[Aim of the exercise] Omit all images, then return the remaining material exactly as it stands.

[BEGIN]

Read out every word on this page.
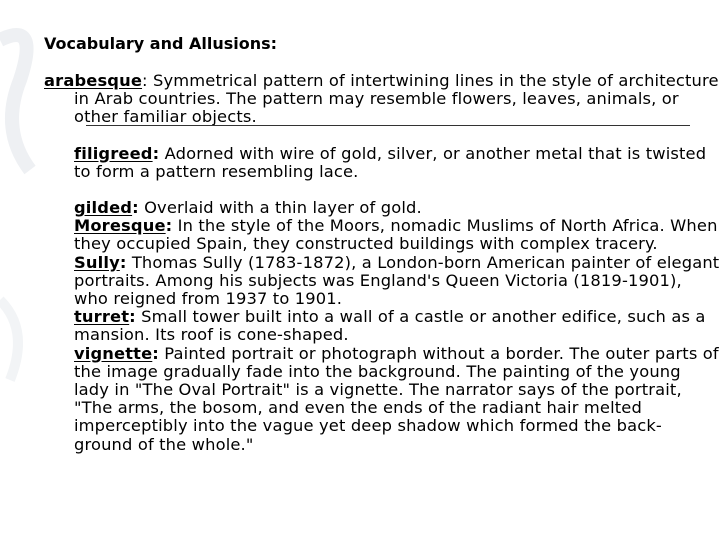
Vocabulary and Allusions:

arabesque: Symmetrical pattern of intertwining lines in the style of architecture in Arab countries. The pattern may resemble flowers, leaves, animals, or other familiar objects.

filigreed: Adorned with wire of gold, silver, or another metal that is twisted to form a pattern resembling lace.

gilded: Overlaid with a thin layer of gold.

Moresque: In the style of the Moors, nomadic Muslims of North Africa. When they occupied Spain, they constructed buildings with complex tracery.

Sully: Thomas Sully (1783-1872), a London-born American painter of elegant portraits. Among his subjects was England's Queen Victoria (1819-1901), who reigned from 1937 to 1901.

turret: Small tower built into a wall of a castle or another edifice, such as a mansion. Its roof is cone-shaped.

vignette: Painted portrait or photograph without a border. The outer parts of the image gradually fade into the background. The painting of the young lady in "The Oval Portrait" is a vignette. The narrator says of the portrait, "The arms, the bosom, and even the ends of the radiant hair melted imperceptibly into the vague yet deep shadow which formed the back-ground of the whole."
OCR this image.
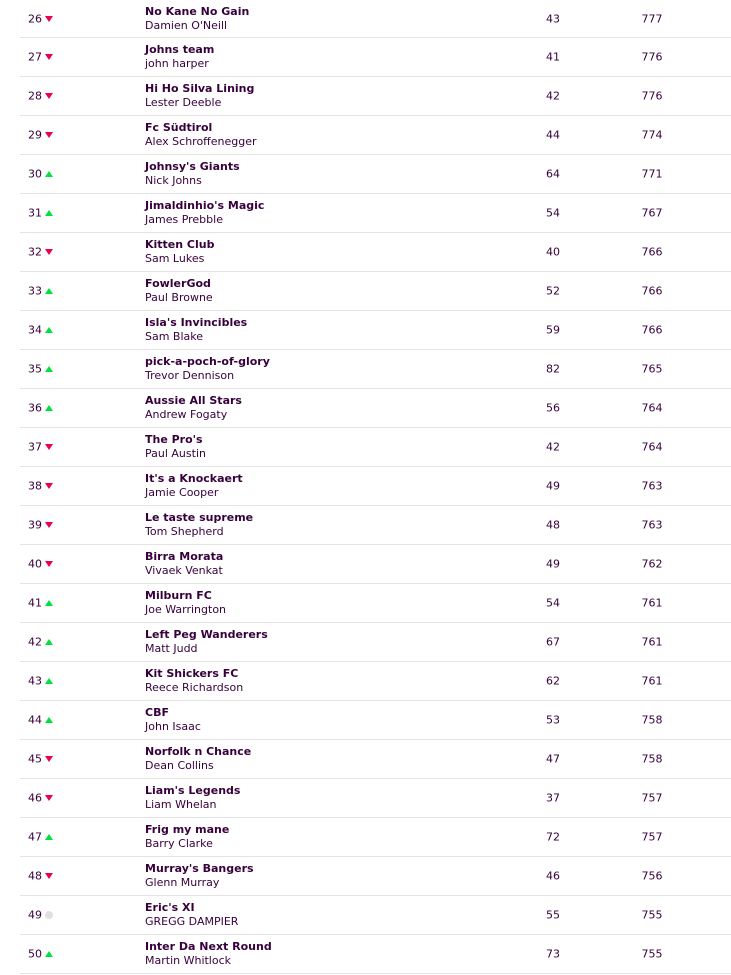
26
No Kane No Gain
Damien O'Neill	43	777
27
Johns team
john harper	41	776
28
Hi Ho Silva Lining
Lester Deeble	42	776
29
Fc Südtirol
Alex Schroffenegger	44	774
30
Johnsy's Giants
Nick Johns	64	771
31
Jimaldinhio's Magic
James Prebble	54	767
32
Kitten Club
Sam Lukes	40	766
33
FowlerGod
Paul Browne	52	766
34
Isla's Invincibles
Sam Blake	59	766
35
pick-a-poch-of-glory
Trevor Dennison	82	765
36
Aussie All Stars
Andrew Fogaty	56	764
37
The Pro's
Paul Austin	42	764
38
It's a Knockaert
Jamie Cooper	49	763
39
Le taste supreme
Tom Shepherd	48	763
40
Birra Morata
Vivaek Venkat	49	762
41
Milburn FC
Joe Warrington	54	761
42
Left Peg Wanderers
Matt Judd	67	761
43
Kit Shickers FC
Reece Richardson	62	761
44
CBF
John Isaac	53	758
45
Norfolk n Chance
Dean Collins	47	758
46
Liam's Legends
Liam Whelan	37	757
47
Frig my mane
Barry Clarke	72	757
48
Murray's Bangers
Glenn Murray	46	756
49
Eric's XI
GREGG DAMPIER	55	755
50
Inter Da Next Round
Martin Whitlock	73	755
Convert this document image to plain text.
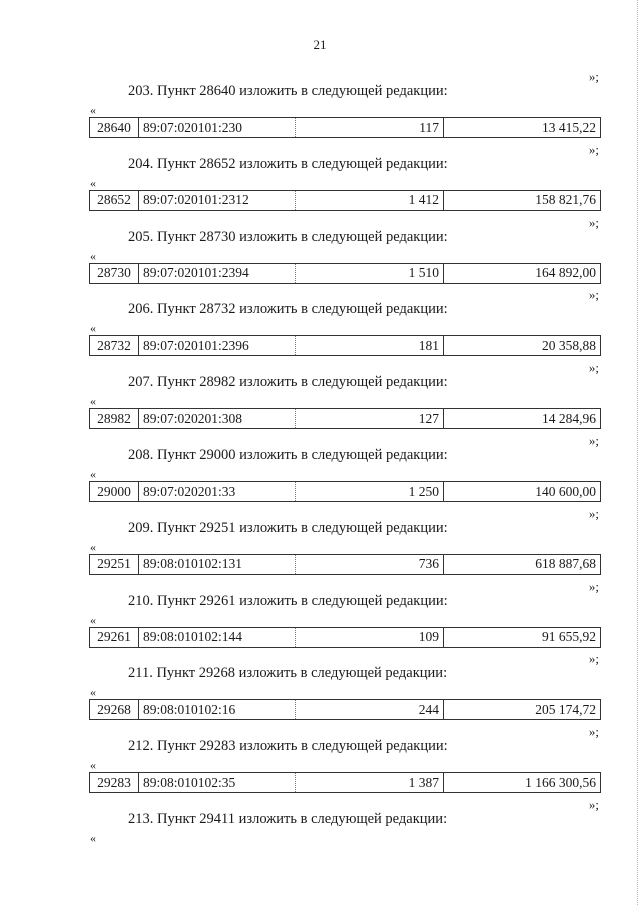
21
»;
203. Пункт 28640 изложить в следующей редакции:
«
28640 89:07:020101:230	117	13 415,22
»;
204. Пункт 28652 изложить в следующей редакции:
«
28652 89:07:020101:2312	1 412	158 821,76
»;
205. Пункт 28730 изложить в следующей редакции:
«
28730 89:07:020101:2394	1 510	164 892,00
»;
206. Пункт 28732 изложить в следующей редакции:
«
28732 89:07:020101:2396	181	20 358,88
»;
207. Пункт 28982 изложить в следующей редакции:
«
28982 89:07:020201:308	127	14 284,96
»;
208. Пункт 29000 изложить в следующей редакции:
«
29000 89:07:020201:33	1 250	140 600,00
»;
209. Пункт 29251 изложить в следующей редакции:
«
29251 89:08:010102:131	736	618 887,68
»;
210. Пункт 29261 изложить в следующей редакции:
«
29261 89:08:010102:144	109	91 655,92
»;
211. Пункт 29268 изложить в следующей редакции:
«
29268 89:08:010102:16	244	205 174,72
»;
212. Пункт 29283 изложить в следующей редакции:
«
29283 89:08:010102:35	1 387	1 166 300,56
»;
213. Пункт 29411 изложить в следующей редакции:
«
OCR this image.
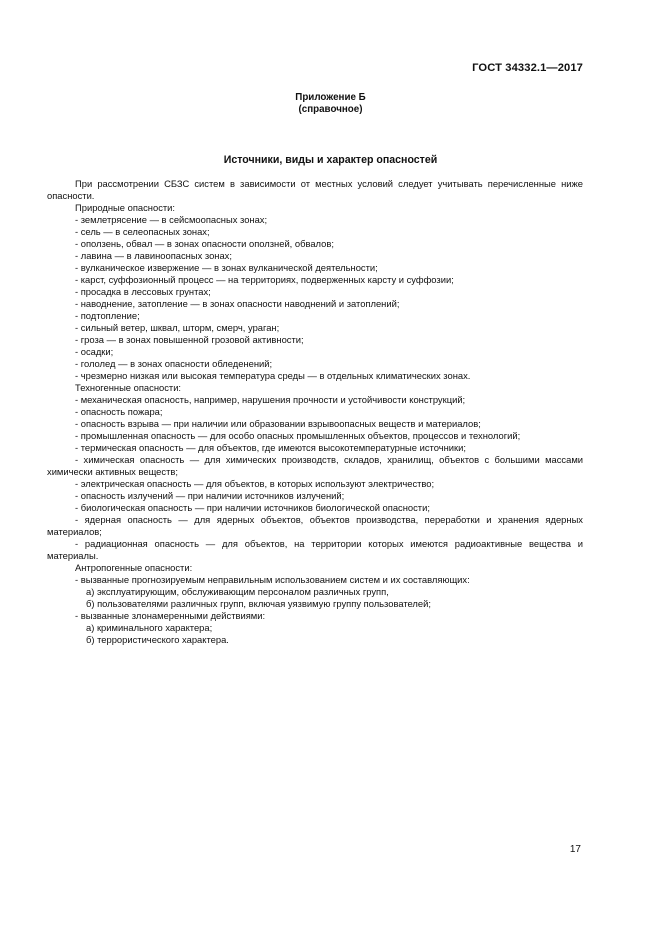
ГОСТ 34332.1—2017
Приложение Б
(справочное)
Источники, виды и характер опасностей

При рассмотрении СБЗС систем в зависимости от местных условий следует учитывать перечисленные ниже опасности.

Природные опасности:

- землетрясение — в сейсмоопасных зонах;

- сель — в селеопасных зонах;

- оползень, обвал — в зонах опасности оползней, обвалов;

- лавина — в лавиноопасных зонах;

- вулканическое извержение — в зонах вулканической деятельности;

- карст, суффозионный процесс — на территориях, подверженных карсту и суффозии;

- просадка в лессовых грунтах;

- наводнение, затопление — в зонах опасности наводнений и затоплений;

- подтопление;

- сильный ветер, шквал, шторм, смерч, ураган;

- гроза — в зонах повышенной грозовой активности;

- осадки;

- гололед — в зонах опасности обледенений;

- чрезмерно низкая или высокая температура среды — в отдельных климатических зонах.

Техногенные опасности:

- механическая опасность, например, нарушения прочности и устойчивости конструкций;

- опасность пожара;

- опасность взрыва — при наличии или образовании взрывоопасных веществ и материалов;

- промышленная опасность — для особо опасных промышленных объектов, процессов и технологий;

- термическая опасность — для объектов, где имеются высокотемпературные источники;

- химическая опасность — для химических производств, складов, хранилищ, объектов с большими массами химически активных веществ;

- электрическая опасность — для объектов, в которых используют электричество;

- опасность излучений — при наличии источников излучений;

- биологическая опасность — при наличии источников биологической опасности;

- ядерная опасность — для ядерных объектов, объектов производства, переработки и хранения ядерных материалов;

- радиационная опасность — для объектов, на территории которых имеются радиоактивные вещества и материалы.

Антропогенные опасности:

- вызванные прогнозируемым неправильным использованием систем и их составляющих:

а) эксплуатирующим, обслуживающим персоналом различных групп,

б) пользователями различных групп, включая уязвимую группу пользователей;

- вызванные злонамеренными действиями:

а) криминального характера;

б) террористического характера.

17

[END]

[Task answer]
Read out every word on this page.
Vocabulary and Allusions:

arabesque: Symmetrical pattern of intertwining lines in the style of architecture in Arab countries. The pattern may resemble flowers, leaves, animals, or other familiar objects.

filigreed: Adorned with wire of gold, silver, or another metal that is twisted to form a pattern resembling lace.

gilded: Overlaid with a thin layer of gold.

Moresque: In the style of the Moors, nomadic Muslims of North Africa. When they occupied Spain, they constructed buildings with complex tracery.

Sully: Thomas Sully (1783-1872), a London-born American painter of elegant portraits. Among his subjects was England's Queen Victoria (1819-1901), who reigned from 1937 to 1901.

turret: Small tower built into a wall of a castle or another edifice, such as a mansion. Its roof is cone-shaped.

vignette: Painted portrait or photograph without a border. The outer parts of the image gradually fade into the background. The painting of the young lady in "The Oval Portrait" is a vignette. The narrator says of the portrait, "The arms, the bosom, and even the ends of the radiant hair melted imperceptibly into the vague yet deep shadow which formed the back-ground of the whole."
OCR this image.
26
No Kane No Gain
Damien O'Neill	43	777
27
Johns team
john harper	41	776
28
Hi Ho Silva Lining
Lester Deeble	42	776
29
Fc Südtirol
Alex Schroffenegger	44	774
30
Johnsy's Giants
Nick Johns	64	771
31
Jimaldinhio's Magic
James Prebble	54	767
32
Kitten Club
Sam Lukes	40	766
33
FowlerGod
Paul Browne	52	766
34
Isla's Invincibles
Sam Blake	59	766
35
pick-a-poch-of-glory
Trevor Dennison	82	765
36
Aussie All Stars
Andrew Fogaty	56	764
37
The Pro's
Paul Austin	42	764
38
It's a Knockaert
Jamie Cooper	49	763
39
Le taste supreme
Tom Shepherd	48	763
40
Birra Morata
Vivaek Venkat	49	762
41
Milburn FC
Joe Warrington	54	761
42
Left Peg Wanderers
Matt Judd	67	761
43
Kit Shickers FC
Reece Richardson	62	761
44
CBF
John Isaac	53	758
45
Norfolk n Chance
Dean Collins	47	758
46
Liam's Legends
Liam Whelan	37	757
47
Frig my mane
Barry Clarke	72	757
48
Murray's Bangers
Glenn Murray	46	756
49
Eric's XI
GREGG DAMPIER	55	755
50
Inter Da Next Round
Martin Whitlock	73	755
Convert this document image to plain text.
21
»;
203. Пункт 28640 изложить в следующей редакции:
«
28640 89:07:020101:230	117	13 415,22
»;
204. Пункт 28652 изложить в следующей редакции:
«
28652 89:07:020101:2312	1 412	158 821,76
»;
205. Пункт 28730 изложить в следующей редакции:
«
28730 89:07:020101:2394	1 510	164 892,00
»;
206. Пункт 28732 изложить в следующей редакции:
«
28732 89:07:020101:2396	181	20 358,88
»;
207. Пункт 28982 изложить в следующей редакции:
«
28982 89:07:020201:308	127	14 284,96
»;
208. Пункт 29000 изложить в следующей редакции:
«
29000 89:07:020201:33	1 250	140 600,00
»;
209. Пункт 29251 изложить в следующей редакции:
«
29251 89:08:010102:131	736	618 887,68
»;
210. Пункт 29261 изложить в следующей редакции:
«
29261 89:08:010102:144	109	91 655,92
»;
211. Пункт 29268 изложить в следующей редакции:
«
29268 89:08:010102:16	244	205 174,72
»;
212. Пункт 29283 изложить в следующей редакции:
«
29283 89:08:010102:35	1 387	1 166 300,56
»;
213. Пункт 29411 изложить в следующей редакции:
«
OCR this image.
ГОСТ 34332.1—2017
Приложение Б
(справочное)
Источники, виды и характер опасностей

При рассмотрении СБЗС систем в зависимости от местных условий следует учитывать перечисленные ниже опасности.

Природные опасности:

- землетрясение — в сейсмоопасных зонах;

- сель — в селеопасных зонах;

- оползень, обвал — в зонах опасности оползней, обвалов;

- лавина — в лавиноопасных зонах;

- вулканическое извержение — в зонах вулканической деятельности;

- карст, суффозионный процесс — на территориях, подверженных карсту и суффозии;

- просадка в лессовых грунтах;

- наводнение, затопление — в зонах опасности наводнений и затоплений;

- подтопление;

- сильный ветер, шквал, шторм, смерч, ураган;

- гроза — в зонах повышенной грозовой активности;

- осадки;

- гололед — в зонах опасности обледенений;

- чрезмерно низкая или высокая температура среды — в отдельных климатических зонах.

Техногенные опасности:

- механическая опасность, например, нарушения прочности и устойчивости конструкций;

- опасность пожара;

- опасность взрыва — при наличии или образовании взрывоопасных веществ и материалов;

- промышленная опасность — для особо опасных промышленных объектов, процессов и технологий;

- термическая опасность — для объектов, где имеются высокотемпературные источники;

- химическая опасность — для химических производств, складов, хранилищ, объектов с большими массами химически активных веществ;

- электрическая опасность — для объектов, в которых используют электричество;

- опасность излучений — при наличии источников излучений;

- биологическая опасность — при наличии источников биологической опасности;

- ядерная опасность — для ядерных объектов, объектов производства, переработки и хранения ядерных материалов;

- радиационная опасность — для объектов, на территории которых имеются радиоактивные вещества и материалы.

Антропогенные опасности:

- вызванные прогнозируемым неправильным использованием систем и их составляющих:

а) эксплуатирующим, обслуживающим персоналом различных групп,

б) пользователями различных групп, включая уязвимую группу пользователей;

- вызванные злонамеренными действиями:

а) криминального характера;

б) террористического характера.

17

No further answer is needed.